• TASK STATEMENT: Please state how many lines in the records contain the string "grain", with no words besides the number.

··· EXERCISE MATERIALS ···

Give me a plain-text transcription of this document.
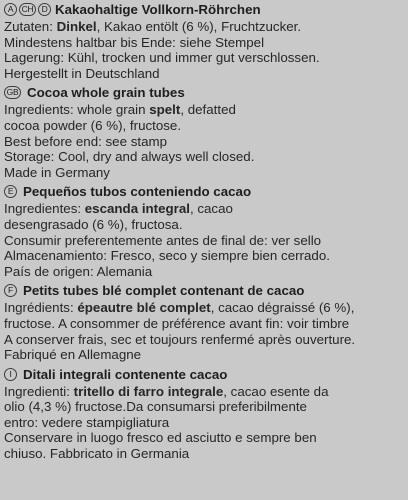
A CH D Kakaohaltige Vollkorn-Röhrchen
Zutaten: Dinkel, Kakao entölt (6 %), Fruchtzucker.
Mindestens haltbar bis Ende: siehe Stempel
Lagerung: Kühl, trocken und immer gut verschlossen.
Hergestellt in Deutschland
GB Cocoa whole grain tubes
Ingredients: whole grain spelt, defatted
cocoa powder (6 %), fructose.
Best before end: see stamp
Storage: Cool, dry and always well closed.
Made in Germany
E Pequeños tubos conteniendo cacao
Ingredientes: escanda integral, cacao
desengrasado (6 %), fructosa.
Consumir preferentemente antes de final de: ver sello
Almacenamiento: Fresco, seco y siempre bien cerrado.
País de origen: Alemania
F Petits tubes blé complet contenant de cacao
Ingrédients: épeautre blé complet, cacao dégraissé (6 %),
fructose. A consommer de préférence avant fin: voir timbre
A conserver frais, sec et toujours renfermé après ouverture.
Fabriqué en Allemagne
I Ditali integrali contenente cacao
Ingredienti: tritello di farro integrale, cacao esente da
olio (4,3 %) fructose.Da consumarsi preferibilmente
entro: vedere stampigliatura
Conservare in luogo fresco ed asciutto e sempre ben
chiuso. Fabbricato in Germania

···
··· EXERCISE MATERIALS ···

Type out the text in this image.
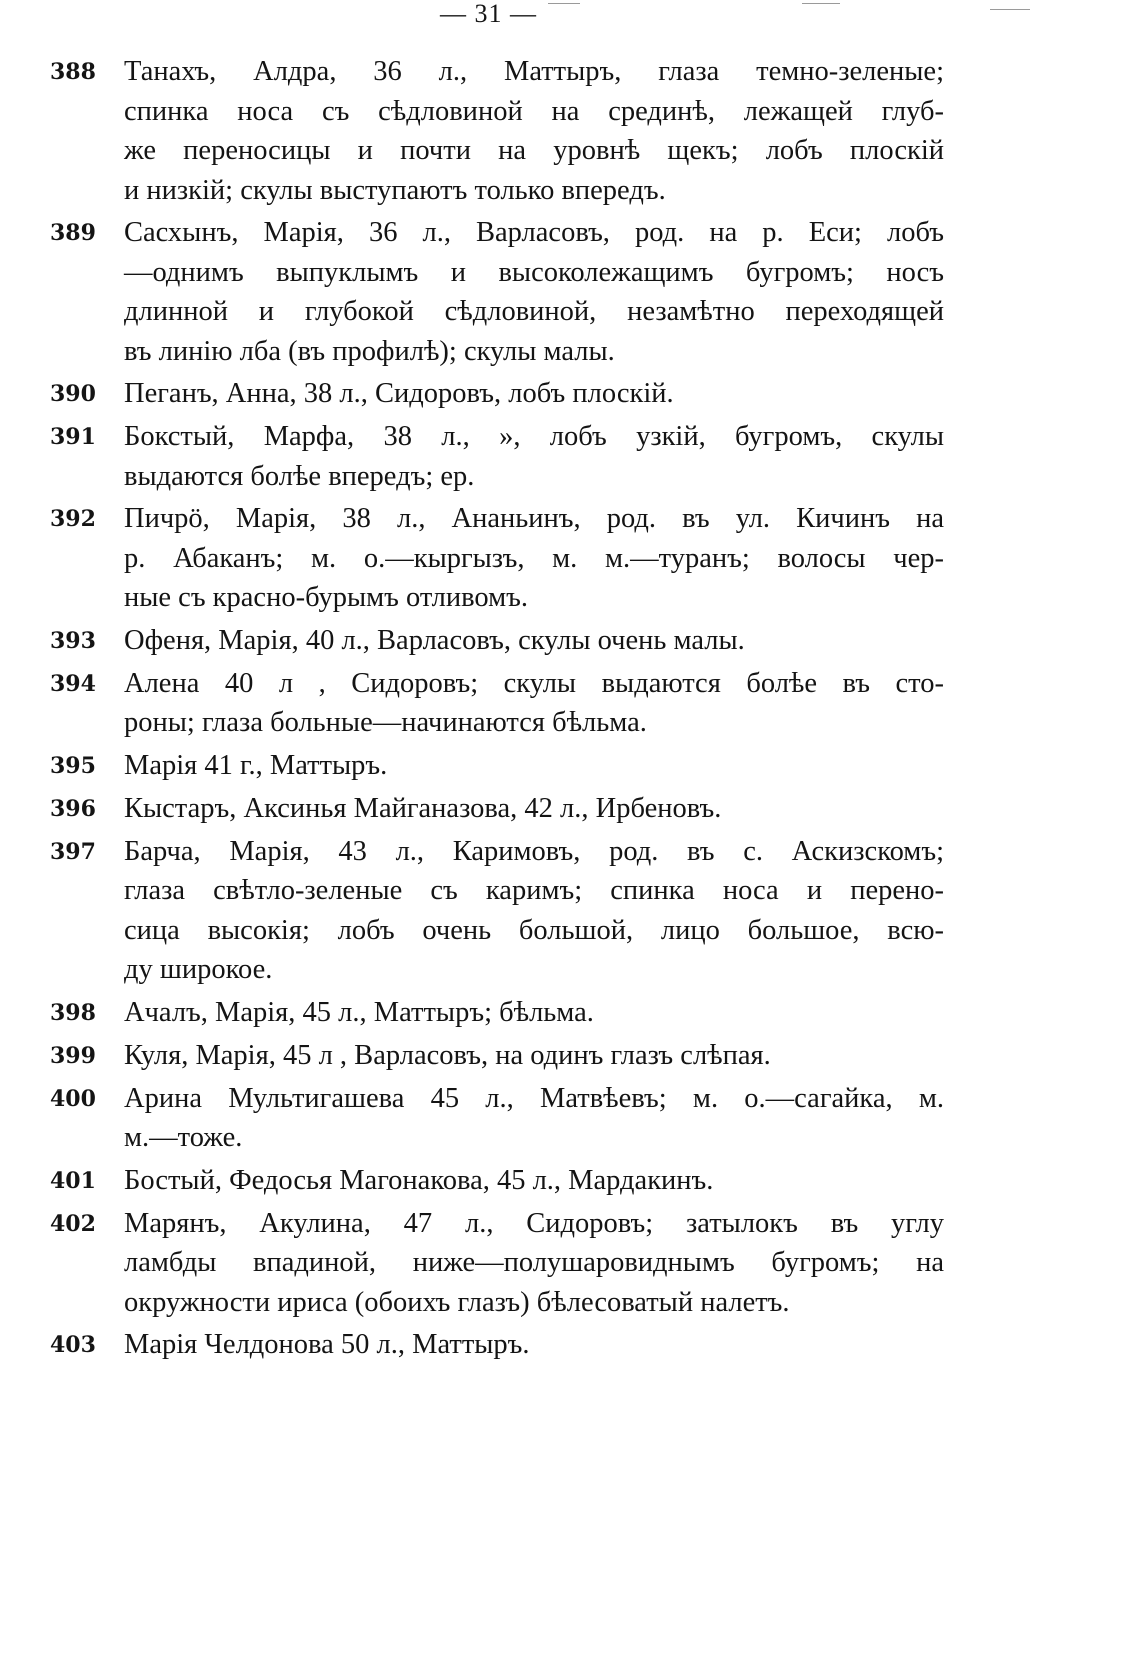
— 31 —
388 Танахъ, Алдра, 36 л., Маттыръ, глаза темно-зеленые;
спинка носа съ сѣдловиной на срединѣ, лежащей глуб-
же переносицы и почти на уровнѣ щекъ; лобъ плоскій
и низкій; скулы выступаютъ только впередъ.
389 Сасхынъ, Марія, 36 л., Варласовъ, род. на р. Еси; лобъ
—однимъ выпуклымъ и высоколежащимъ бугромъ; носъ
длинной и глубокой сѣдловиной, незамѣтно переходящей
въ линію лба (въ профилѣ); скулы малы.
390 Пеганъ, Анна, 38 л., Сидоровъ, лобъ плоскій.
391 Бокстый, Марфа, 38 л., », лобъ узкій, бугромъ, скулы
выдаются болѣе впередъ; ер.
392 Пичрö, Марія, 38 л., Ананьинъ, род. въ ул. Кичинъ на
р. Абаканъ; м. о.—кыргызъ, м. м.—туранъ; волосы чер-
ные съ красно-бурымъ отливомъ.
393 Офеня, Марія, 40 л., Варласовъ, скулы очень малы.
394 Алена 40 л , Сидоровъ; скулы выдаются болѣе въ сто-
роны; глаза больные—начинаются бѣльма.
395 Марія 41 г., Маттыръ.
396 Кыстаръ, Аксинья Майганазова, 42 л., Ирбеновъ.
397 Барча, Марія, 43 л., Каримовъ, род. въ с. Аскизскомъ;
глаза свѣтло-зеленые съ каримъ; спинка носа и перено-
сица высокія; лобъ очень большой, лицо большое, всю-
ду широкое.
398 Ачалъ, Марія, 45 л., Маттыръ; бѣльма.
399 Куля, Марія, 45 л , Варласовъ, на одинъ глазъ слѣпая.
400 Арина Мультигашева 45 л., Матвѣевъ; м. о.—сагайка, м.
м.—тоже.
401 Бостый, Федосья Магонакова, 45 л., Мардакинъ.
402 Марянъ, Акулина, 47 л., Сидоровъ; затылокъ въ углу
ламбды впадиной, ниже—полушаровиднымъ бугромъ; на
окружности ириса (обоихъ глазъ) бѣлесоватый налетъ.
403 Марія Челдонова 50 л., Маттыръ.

···

• ANSWER BELOW: 2